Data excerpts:

○ ○ ○ ○

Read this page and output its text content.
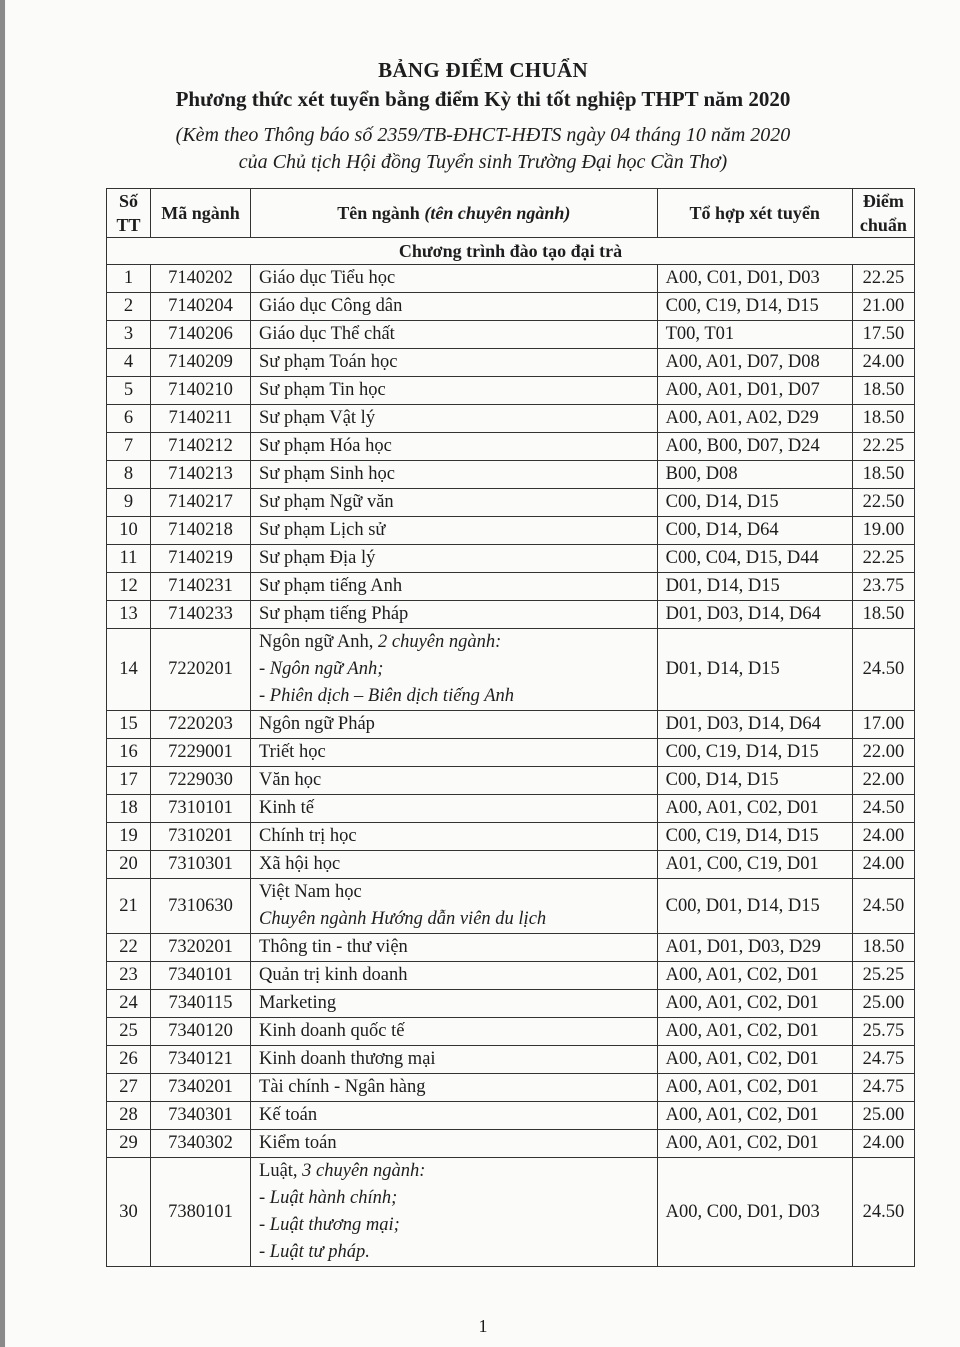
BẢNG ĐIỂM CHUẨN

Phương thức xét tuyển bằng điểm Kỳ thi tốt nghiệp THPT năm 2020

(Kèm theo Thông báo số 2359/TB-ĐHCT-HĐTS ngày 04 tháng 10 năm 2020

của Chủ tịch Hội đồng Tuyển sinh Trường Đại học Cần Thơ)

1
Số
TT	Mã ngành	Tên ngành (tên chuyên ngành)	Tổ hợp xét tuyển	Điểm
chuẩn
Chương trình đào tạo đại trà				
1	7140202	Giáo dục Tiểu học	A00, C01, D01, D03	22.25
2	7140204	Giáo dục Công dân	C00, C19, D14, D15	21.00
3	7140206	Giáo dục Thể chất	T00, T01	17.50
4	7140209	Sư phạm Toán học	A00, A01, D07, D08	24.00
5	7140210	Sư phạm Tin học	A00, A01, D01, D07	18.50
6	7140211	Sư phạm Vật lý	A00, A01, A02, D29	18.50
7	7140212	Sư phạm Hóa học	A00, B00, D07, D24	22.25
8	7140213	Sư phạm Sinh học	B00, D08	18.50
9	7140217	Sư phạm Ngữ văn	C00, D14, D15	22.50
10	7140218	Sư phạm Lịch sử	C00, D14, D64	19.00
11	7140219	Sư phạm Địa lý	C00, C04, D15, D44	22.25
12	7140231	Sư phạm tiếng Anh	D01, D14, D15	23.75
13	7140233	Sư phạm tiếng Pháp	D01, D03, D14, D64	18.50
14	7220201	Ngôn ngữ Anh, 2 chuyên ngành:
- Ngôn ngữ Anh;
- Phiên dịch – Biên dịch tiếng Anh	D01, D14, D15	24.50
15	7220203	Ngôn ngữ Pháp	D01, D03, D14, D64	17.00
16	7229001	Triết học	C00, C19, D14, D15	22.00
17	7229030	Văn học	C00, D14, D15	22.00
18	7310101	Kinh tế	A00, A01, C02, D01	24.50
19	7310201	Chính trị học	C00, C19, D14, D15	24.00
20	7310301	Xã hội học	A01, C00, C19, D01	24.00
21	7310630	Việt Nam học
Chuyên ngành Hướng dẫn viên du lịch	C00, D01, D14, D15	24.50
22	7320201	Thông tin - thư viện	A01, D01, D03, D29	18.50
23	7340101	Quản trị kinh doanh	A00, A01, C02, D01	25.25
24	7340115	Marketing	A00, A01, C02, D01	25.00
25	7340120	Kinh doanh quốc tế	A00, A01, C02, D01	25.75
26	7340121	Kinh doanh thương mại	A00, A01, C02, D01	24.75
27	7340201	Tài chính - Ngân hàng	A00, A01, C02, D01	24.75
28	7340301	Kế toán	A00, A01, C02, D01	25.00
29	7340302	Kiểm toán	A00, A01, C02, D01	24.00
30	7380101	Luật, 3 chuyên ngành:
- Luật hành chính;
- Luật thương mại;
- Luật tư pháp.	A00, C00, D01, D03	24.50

○ ○ ○ ○

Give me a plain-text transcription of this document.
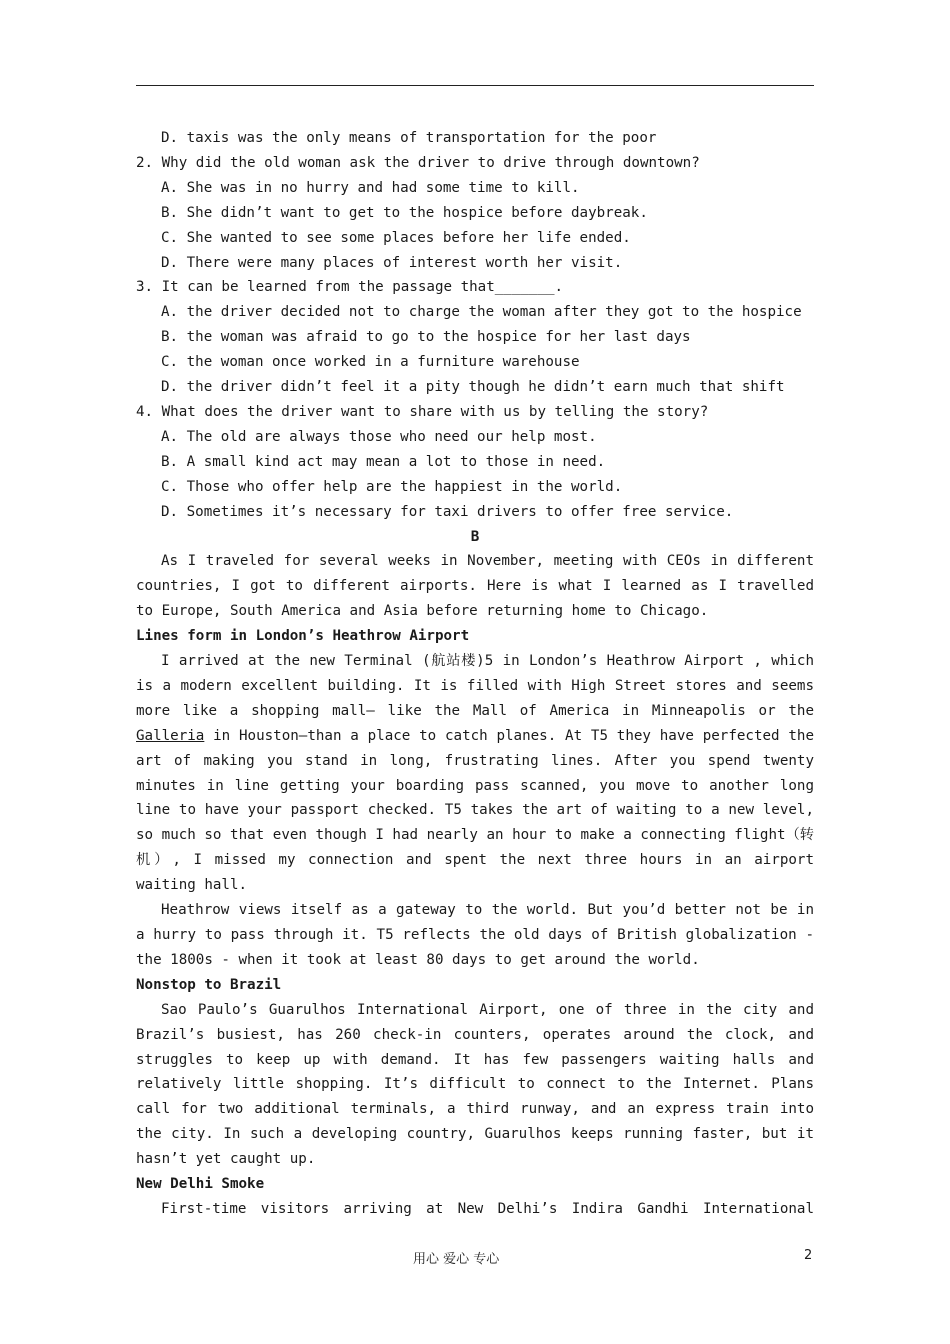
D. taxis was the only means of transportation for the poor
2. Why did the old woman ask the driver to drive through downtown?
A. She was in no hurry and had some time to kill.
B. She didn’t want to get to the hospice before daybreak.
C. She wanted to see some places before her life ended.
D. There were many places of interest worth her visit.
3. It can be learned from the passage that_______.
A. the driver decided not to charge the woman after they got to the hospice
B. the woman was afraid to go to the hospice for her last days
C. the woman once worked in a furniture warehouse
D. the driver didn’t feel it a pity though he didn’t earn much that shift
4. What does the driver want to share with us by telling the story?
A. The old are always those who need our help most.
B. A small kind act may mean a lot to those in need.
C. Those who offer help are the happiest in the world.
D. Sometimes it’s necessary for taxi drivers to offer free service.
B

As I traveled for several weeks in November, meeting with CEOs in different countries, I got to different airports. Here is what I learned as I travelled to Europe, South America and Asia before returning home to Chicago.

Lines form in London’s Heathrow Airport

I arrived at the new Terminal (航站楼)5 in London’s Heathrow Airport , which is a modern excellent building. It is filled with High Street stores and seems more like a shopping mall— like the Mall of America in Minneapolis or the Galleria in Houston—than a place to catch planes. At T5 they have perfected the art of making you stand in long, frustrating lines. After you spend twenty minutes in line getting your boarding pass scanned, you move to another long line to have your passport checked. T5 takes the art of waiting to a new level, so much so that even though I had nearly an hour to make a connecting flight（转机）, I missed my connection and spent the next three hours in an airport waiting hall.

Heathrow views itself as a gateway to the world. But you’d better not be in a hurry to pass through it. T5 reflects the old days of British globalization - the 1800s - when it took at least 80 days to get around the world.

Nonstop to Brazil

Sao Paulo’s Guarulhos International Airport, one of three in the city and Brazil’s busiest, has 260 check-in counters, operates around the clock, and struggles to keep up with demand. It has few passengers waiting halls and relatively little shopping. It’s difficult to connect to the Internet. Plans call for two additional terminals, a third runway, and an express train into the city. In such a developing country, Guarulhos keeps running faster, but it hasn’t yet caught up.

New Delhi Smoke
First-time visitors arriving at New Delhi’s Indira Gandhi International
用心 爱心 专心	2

○ ○ ○ ○

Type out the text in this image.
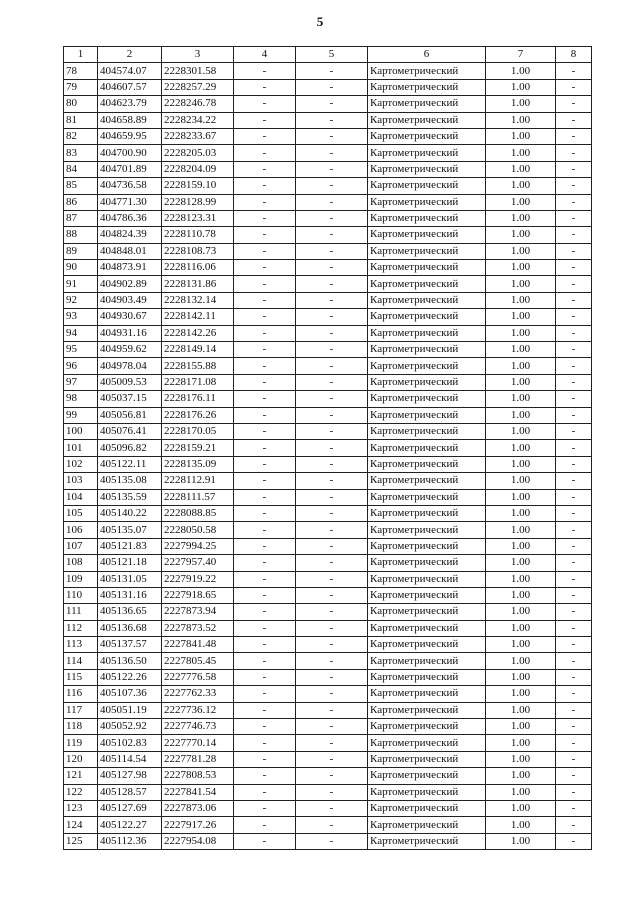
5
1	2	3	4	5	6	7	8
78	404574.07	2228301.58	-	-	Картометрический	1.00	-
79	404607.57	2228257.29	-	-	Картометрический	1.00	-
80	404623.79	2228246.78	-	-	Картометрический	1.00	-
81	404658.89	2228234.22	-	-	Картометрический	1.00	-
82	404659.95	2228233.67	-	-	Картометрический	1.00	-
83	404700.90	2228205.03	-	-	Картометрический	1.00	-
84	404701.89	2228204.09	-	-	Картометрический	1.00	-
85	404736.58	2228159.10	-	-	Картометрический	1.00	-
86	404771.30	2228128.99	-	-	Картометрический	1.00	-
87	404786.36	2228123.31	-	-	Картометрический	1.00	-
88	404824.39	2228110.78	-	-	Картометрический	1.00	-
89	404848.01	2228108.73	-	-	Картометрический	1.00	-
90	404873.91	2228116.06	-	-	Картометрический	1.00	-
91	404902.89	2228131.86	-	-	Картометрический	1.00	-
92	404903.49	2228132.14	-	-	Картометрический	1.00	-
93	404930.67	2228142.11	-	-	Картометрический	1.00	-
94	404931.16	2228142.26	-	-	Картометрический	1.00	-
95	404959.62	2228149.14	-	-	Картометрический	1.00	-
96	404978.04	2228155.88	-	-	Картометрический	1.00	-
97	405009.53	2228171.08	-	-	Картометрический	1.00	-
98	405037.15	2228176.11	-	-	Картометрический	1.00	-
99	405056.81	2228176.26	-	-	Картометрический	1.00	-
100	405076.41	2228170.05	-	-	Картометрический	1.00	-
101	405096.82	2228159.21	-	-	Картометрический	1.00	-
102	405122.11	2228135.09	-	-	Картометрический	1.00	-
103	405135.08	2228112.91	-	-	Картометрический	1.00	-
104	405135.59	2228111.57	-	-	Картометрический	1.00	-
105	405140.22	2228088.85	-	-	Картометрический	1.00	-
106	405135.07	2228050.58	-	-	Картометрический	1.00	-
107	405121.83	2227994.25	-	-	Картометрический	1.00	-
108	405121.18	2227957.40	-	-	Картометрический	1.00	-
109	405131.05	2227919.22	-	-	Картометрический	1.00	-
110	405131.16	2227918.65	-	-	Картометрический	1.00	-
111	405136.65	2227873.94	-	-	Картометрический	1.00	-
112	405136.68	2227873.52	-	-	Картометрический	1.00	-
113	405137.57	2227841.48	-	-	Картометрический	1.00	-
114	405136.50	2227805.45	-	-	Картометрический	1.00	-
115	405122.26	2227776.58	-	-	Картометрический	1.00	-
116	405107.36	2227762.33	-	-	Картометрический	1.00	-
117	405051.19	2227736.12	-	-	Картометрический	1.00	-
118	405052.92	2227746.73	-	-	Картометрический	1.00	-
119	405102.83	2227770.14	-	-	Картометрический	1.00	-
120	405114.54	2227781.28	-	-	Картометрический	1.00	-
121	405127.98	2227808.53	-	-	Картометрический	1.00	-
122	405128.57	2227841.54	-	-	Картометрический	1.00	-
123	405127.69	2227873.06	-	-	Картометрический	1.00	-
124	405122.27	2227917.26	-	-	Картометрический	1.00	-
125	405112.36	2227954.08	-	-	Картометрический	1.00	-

○ ○ ○ ○

__Exercise objective__.
Copy each line of the listing that contains the string "Luật".

__Reply to the task__.
30	7380101	Luật, 3 chuyên ngành:
- Luật hành chính;
- Luật thương mại;
- Luật tư pháp.	A00, C00, D01, D03	24.50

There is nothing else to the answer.